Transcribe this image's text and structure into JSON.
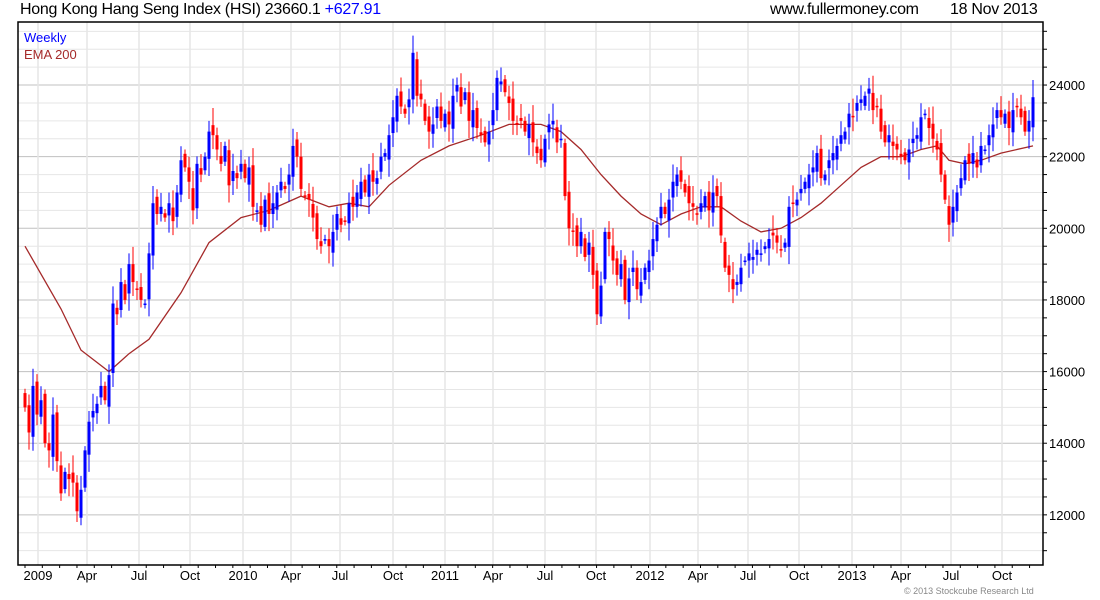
{
  "header": {
    "title": "Hong Kong Hang Seng Index (HSI) 23660.1",
    "change": "+627.91",
    "site": "www.fullermoney.com",
    "date": "18 Nov 2013"
  },
  "legend": {
    "weekly": "Weekly",
    "ema": "EMA 200"
  },
  "copyright": "© 2013 Stockcube Research Ltd",
  "colors": {
    "up": "#0000ff",
    "down": "#ff0000",
    "ema": "#a52a2a",
    "grid_major": "#c0c0c0",
    "grid_minor": "#e6e6e6"
  },
  "chart_data": {
    "type": "candlestick",
    "title": "Hong Kong Hang Seng Index (HSI)",
    "frequency": "Weekly",
    "ylim": [
      10600,
      25760
    ],
    "y_ticks": [
      12000,
      14000,
      16000,
      18000,
      20000,
      22000,
      24000
    ],
    "x_ticks": [
      {
        "label": "2009",
        "week": 3.25
      },
      {
        "label": "Apr",
        "week": 15.5
      },
      {
        "label": "Jul",
        "week": 28.5
      },
      {
        "label": "Oct",
        "week": 41.25
      },
      {
        "label": "2010",
        "week": 54.5
      },
      {
        "label": "Apr",
        "week": 66.5
      },
      {
        "label": "Jul",
        "week": 78.75
      },
      {
        "label": "Oct",
        "week": 92
      },
      {
        "label": "2011",
        "week": 105
      },
      {
        "label": "Apr",
        "week": 117
      },
      {
        "label": "Jul",
        "week": 130
      },
      {
        "label": "Oct",
        "week": 142.75
      },
      {
        "label": "2012",
        "week": 156.25
      },
      {
        "label": "Apr",
        "week": 168.25
      },
      {
        "label": "Jul",
        "week": 180.75
      },
      {
        "label": "Oct",
        "week": 193.5
      },
      {
        "label": "2013",
        "week": 206.75
      },
      {
        "label": "Apr",
        "week": 219
      },
      {
        "label": "Jul",
        "week": 231.5
      },
      {
        "label": "Oct",
        "week": 244.25
      }
    ],
    "close": [
      15000,
      14300,
      15600,
      14800,
      15200,
      14000,
      13800,
      14800,
      13500,
      12600,
      13200,
      13000,
      12900,
      12100,
      12700,
      13800,
      14600,
      14900,
      15100,
      15600,
      15200,
      15900,
      17900,
      17600,
      18500,
      18000,
      19000,
      18500,
      18300,
      18000,
      17900,
      19300,
      20700,
      20400,
      20600,
      20300,
      20700,
      20200,
      21000,
      21900,
      21700,
      21300,
      20500,
      21800,
      21500,
      22000,
      22700,
      22600,
      22200,
      21800,
      22300,
      21200,
      21600,
      21400,
      21800,
      21400,
      21700,
      20600,
      20500,
      20100,
      20800,
      20400,
      20700,
      21000,
      21300,
      21100,
      21500,
      22300,
      22000,
      21100,
      20900,
      20800,
      20300,
      19700,
      19500,
      19700,
      19500,
      19900,
      20400,
      20100,
      20200,
      20700,
      20600,
      21000,
      21300,
      21000,
      21500,
      21300,
      21400,
      22000,
      22100,
      22600,
      23100,
      23700,
      23400,
      23200,
      23600,
      24900,
      23700,
      23600,
      23000,
      22700,
      22900,
      23400,
      23000,
      23200,
      22900,
      23700,
      24000,
      23400,
      23800,
      23000,
      23300,
      22800,
      22600,
      22400,
      22700,
      23300,
      24200,
      24100,
      23800,
      23500,
      23000,
      22900,
      23000,
      22700,
      22900,
      22400,
      22100,
      21900,
      22500,
      22900,
      23000,
      22400,
      22500,
      20900,
      20000,
      19900,
      19500,
      19900,
      19200,
      19600,
      18700,
      17600,
      18400,
      19900,
      19700,
      19100,
      18700,
      19000,
      18000,
      18600,
      18900,
      18300,
      18500,
      18900,
      19100,
      19700,
      20100,
      20600,
      20400,
      20800,
      21300,
      21500,
      21300,
      21000,
      20700,
      20600,
      20400,
      20700,
      20900,
      20500,
      21000,
      20900,
      19800,
      18900,
      18700,
      18300,
      18500,
      18900,
      19100,
      19300,
      19200,
      19400,
      19300,
      19500,
      19700,
      19800,
      19600,
      19400,
      19600,
      20600,
      20700,
      20800,
      21100,
      21300,
      21500,
      21700,
      22100,
      21400,
      21500,
      21900,
      22100,
      22300,
      22600,
      22700,
      23200,
      23100,
      23500,
      23600,
      23700,
      23900,
      23300,
      23400,
      22700,
      22400,
      22600,
      22300,
      22200,
      22000,
      21900,
      22200,
      22500,
      22600,
      23100,
      23200,
      22800,
      22500,
      22200,
      21500,
      20800,
      20100,
      20600,
      21000,
      21400,
      21900,
      21800,
      22100,
      21700,
      22300,
      22200,
      22600,
      22900,
      23300,
      23100,
      23200,
      22800,
      23300,
      23400,
      23100,
      22700,
      23000,
      23660
    ],
    "ema200": [
      [
        0,
        19500
      ],
      [
        9,
        17750
      ],
      [
        14,
        16600
      ],
      [
        21,
        16000
      ],
      [
        26,
        16500
      ],
      [
        31,
        16900
      ],
      [
        39,
        18200
      ],
      [
        46,
        19600
      ],
      [
        54,
        20300
      ],
      [
        61,
        20500
      ],
      [
        69,
        20900
      ],
      [
        76,
        20600
      ],
      [
        81,
        20700
      ],
      [
        86,
        20600
      ],
      [
        91,
        21200
      ],
      [
        99,
        21900
      ],
      [
        106,
        22300
      ],
      [
        114,
        22600
      ],
      [
        121,
        22900
      ],
      [
        129,
        22900
      ],
      [
        134,
        22700
      ],
      [
        139,
        22200
      ],
      [
        144,
        21500
      ],
      [
        149,
        20900
      ],
      [
        154,
        20400
      ],
      [
        159,
        20100
      ],
      [
        164,
        20400
      ],
      [
        169,
        20600
      ],
      [
        174,
        20600
      ],
      [
        179,
        20200
      ],
      [
        184,
        19900
      ],
      [
        189,
        20000
      ],
      [
        194,
        20300
      ],
      [
        199,
        20700
      ],
      [
        204,
        21200
      ],
      [
        209,
        21700
      ],
      [
        214,
        22000
      ],
      [
        219,
        22000
      ],
      [
        224,
        22200
      ],
      [
        228,
        22300
      ],
      [
        231,
        21900
      ],
      [
        235,
        21800
      ],
      [
        239,
        21900
      ],
      [
        244,
        22100
      ],
      [
        252,
        22300
      ]
    ]
  }
}
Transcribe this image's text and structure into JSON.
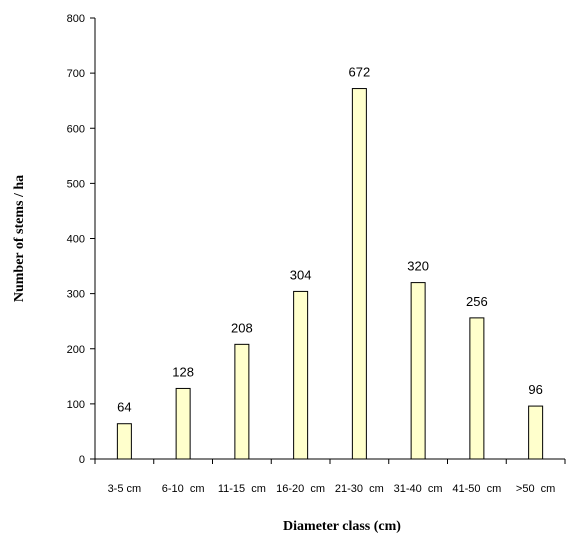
{
  "chart_data": {
    "type": "bar",
    "categories": [
      "3-5 cm",
      "6-10  cm",
      "11-15  cm",
      "16-20  cm",
      "21-30  cm",
      "31-40  cm",
      "41-50  cm",
      ">50  cm"
    ],
    "values": [
      64,
      128,
      208,
      304,
      672,
      320,
      256,
      96
    ],
    "data_labels": [
      "64",
      "128",
      "208",
      "304",
      "672",
      "320",
      "256",
      "96"
    ],
    "xlabel": "Diameter class  (cm)",
    "ylabel": "Number of stems / ha",
    "ylim": [
      0,
      800
    ],
    "yticks": [
      0,
      100,
      200,
      300,
      400,
      500,
      600,
      700,
      800
    ],
    "grid": false,
    "legend": "none",
    "bar_color": "#ffffcc",
    "bar_edge_color": "#000000"
  }
}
+++++
### [Exercise details]
Check each line above for the string "title" and show the ones that have it.

### [Worked solution]
    "title": "Hong Kong Hang Seng Index (HSI) 23660.1",
    "title": "Hong Kong Hang Seng Index (HSI)",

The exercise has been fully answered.